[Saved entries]
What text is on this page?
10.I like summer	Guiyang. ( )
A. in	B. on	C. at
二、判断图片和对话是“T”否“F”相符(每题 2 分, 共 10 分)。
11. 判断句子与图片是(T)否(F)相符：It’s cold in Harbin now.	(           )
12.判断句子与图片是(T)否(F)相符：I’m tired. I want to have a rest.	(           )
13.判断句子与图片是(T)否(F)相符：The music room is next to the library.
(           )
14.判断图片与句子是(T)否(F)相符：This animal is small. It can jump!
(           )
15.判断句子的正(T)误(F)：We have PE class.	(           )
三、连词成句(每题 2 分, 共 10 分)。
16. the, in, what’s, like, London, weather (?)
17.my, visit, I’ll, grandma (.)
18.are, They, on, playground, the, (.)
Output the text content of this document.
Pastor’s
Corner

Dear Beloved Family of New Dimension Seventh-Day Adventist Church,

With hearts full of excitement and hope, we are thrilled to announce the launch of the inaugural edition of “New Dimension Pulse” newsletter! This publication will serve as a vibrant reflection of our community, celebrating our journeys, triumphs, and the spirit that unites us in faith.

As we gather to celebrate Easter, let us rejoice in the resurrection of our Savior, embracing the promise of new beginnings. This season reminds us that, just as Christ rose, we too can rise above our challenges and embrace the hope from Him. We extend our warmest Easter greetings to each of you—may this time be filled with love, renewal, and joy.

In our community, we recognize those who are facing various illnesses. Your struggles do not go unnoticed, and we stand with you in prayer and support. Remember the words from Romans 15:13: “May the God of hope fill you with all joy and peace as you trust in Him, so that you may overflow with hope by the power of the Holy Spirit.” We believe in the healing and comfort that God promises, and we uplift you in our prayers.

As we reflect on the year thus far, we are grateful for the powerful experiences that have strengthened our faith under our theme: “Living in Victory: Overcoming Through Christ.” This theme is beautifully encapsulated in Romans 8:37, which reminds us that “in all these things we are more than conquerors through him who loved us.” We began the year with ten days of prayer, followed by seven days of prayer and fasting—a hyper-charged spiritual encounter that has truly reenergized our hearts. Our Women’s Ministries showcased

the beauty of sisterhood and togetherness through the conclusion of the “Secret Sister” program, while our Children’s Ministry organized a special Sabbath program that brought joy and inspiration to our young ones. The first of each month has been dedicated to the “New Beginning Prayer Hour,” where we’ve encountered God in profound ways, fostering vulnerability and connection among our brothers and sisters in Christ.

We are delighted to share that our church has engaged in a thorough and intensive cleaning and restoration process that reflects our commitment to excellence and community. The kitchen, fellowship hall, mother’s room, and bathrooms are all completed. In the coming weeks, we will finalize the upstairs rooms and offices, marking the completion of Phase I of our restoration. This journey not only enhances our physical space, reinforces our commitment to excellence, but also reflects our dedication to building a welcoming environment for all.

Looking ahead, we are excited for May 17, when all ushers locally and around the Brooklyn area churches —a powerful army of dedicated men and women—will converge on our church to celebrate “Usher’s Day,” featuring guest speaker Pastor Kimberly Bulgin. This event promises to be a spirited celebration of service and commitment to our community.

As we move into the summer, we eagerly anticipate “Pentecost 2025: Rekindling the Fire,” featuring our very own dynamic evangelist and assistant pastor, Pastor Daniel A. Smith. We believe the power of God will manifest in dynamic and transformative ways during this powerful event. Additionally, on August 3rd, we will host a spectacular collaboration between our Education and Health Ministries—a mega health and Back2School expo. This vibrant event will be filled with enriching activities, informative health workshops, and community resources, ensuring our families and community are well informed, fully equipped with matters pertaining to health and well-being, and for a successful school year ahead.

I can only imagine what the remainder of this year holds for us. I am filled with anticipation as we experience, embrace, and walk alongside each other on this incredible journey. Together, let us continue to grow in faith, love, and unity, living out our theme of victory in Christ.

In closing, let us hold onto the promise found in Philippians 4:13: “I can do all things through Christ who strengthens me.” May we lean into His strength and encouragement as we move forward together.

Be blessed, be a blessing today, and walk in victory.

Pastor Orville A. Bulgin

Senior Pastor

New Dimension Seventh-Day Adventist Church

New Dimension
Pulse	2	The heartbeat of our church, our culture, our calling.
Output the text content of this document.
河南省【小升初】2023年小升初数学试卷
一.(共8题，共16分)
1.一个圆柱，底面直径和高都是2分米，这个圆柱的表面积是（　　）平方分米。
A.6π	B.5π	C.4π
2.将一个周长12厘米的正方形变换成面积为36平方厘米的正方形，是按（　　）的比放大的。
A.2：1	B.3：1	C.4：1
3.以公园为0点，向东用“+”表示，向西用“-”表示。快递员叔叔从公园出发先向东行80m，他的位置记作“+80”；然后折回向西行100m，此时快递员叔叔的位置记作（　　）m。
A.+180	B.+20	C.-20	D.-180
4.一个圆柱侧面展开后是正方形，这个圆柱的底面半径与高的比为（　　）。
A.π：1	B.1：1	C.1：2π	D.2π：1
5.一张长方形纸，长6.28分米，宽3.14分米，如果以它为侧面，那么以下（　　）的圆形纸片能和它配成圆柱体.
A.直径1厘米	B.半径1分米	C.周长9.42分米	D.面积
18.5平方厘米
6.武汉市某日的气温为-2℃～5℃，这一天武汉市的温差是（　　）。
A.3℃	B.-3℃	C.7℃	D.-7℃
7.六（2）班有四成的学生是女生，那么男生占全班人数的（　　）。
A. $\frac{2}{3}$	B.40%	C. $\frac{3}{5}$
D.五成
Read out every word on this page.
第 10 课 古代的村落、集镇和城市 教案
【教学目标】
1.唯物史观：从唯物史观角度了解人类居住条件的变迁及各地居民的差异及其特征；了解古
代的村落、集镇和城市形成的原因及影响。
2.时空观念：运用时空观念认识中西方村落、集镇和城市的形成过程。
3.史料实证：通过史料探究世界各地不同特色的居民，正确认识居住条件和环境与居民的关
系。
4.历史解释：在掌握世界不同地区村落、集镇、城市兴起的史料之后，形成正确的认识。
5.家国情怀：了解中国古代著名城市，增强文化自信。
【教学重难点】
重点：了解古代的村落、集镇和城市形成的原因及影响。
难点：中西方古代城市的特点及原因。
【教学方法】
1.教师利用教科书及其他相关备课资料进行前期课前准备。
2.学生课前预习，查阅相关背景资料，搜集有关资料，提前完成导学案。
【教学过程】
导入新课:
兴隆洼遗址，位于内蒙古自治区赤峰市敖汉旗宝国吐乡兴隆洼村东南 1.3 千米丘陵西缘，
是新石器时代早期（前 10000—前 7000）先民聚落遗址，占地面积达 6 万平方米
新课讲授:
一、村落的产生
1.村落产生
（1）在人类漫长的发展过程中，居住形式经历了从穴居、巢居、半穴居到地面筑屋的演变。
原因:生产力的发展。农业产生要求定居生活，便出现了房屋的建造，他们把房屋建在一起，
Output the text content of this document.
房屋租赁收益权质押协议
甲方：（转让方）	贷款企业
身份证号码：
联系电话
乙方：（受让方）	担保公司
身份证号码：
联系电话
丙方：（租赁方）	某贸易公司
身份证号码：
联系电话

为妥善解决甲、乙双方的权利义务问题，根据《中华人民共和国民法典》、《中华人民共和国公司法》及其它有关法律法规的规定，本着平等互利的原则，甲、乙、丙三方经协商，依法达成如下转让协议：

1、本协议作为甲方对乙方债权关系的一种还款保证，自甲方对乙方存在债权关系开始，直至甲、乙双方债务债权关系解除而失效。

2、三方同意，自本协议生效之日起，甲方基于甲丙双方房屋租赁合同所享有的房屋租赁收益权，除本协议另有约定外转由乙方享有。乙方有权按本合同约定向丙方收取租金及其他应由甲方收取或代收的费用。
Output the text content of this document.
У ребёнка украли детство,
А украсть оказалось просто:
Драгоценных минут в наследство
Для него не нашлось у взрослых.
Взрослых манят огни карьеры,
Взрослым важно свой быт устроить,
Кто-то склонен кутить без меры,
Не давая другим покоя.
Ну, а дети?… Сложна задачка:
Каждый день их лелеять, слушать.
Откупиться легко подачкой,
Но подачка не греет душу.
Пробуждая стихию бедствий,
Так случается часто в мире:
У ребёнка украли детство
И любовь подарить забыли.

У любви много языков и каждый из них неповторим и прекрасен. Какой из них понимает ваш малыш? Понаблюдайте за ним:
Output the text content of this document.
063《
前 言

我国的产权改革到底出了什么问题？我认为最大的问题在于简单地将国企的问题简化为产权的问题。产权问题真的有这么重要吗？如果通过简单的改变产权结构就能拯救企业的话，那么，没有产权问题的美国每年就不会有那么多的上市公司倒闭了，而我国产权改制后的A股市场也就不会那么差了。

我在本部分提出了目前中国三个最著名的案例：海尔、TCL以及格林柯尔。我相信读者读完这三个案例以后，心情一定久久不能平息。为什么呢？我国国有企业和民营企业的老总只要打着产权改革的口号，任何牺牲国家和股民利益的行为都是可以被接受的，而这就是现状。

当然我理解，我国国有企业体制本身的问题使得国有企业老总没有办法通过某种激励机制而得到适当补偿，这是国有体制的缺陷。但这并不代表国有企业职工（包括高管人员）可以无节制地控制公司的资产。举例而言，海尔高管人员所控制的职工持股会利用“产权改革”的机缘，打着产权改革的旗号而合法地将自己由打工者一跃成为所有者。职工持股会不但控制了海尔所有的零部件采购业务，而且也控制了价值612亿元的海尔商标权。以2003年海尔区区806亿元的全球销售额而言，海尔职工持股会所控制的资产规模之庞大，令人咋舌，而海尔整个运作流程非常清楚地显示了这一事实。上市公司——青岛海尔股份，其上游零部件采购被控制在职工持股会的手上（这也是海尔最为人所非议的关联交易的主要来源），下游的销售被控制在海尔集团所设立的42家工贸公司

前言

- STATED EXERCISE -
Filter the data, keeping only the lines that contain "ребёнка".

- ANSWER FOR THE TASK -
У ребёнка украли детство,
У ребёнка украли детство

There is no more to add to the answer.